Fragmento del texto
La última fuerza verdadera
Juan Carlos I no obtendrá la absolución moral de esa España que no ha terminado todavía de medir la magnitud de su figura
A mí todo este episodio me inquieta por la historia que contiene de España, de las monarquías y las revoluciones. «Hay más cámaras que en mi boda», dice la Infanta Elena. Ha esperado nuestro monarca emérito el momento oportuno para volver y ha encontrado refugio en el hiperlocalismo, en el deporte y en la familia. Parece feliz en su refugio en Sangenjo, practicando los deportes, gustos y hábitos de nuestra monarquía, que es la última fuerza verdadera. Hay en nuestro Rey emérito también una aureola de cansancio iluminada por una sonrisa de disculpa.
Esta escena me hace pensar en las palabras de Salvador Dalí: «Me hubiera gustado restituir a nuestra aristocracia su valor histórico y su gran porvenir en un universo en descomposición», escribe en sus Confesiones inconfesables. El visionario catalán dice que España renacería en algún momento para recuperar su verdad tradicional. Hoy buscamos respuestas en la política. Pero la política no está facultada para prometernos la felicidad ni es capaz de resolver los problemas existenciales de España. Quizás los valores de la aristocracia, la cultura, la tradición y el arte pueden indicarnos el camino a seguir.
Dalí intuyó también que en una España que no había terminado todavía con la enfermedad de los ismos lo mejor era volver a esa casa familiar rodeada de olivos, frente a la más hermosa bahía del mundo. Hoy nuestro Rey emérito se pasea por Sangenjo, parece libre pero tiene las manos atadas con un pañuelo, como el que puso el verdugo en las manos de Louis XVI para no atárselas con una cuerda.
Juan Carlos I nunca debió aspirar al perdón o a ganarse el aprecio de la foule republicana, que no tolera su existencia
Por supuesto que ha cometido errores, y el mayor de todos fue pedir perdón. Todo se torció el día que Juan Carlos I pidió perdón públicamente y dijo aquello de «no volverá a ocurrir». Algunos interpretaron en este gesto como una pérdida de autoridad. El cazador fue cazado porque hay políticos que son malos cazadores y aprovechan la batida del lobo para llevarse alguna gallina. Nunca debió aspirar al perdón o a ganarse el aprecio de la foule republicana, que no tolera su existencia. No obtendrá la absolución moral de esa España que no ha terminado todavía de medir la magnitud de su figura. Para algunos Juan Carlos I no es nada y España es la nada también. No somos nadie, o lo que somos se lo van inventando sobre la marcha.

Qué harás
- 1) Sustituye "perdón" por "indulto" y copia el texto sobre Juan Carlos I empezando por "Juan Carlos I nunca" y continuando hasta "sobre la marcha.".
- 2) Según el texto sobre Juan Carlos I, ¿en qué obra escribe Dalí las palabras sobre la aristocracia?
Las líneas de abajo no tienen ningún papel aquí.

Datos extraídos
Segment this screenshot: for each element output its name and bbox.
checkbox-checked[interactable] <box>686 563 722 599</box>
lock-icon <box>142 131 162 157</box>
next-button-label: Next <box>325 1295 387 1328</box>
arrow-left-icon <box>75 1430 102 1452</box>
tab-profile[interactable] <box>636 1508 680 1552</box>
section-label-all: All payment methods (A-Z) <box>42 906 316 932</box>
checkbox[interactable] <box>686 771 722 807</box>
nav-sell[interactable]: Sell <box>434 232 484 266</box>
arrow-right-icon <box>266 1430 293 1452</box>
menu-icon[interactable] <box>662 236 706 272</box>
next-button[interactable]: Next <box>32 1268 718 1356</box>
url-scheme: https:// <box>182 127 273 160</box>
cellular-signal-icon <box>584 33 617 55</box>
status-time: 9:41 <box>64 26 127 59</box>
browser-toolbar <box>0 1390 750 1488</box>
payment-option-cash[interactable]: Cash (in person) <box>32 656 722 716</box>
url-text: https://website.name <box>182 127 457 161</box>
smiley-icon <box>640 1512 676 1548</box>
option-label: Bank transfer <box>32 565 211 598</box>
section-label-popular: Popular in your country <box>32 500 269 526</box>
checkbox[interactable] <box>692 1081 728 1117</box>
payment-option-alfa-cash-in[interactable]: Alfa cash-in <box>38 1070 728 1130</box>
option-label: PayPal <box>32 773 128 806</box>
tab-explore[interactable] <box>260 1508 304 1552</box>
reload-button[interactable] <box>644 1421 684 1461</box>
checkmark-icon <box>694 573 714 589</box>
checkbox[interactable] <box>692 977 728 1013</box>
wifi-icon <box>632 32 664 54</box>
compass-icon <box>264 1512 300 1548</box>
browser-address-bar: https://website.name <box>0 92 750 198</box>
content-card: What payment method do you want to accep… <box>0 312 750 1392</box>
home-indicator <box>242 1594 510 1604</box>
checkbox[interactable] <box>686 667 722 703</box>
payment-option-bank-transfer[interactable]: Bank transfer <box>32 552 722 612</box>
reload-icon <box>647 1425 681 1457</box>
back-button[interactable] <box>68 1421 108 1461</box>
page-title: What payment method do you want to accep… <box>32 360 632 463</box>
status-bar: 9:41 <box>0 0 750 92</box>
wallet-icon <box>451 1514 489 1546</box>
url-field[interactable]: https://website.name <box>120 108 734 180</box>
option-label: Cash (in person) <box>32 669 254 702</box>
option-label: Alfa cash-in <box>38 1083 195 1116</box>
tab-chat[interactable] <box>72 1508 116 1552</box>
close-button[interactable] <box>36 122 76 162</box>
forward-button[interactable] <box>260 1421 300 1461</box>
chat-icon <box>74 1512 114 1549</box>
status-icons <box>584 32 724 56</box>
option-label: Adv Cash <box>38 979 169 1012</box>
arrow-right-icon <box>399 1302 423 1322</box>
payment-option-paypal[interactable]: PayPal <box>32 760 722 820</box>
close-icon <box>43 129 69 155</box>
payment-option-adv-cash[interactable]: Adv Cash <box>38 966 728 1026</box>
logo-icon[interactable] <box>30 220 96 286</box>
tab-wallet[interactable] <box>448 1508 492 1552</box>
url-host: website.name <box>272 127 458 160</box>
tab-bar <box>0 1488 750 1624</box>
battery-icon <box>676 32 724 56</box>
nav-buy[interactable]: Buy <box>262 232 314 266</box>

Respuestas por tarea
- 1)
Juan Carlos I nunca debió aspirar al indulto o a ganarse el aprecio de la foule republicana, que no tolera su existencia
Por supuesto que ha cometido errores, y el mayor de todos fue pedir indulto. Todo se torció el día que Juan Carlos I pidió indulto públicamente y dijo aquello de «no volverá a ocurrir». Algunos interpretaron en este gesto como una pérdida de autoridad. El cazador fue cazado porque hay políticos que son malos cazadores y aprovechan la batida del lobo para llevarse alguna gallina. Nunca debió aspirar al indulto o a ganarse el aprecio de la foule republicana, que no tolera su existencia. No obtendrá la absolución moral de esa España que no ha terminado todavía de medir la magnitud de su figura. Para algunos Juan Carlos I no es nada y España es la nada también. No somos nadie, o lo que somos se lo van inventando sobre la marcha.

- 2) En sus Confesiones inconfesables.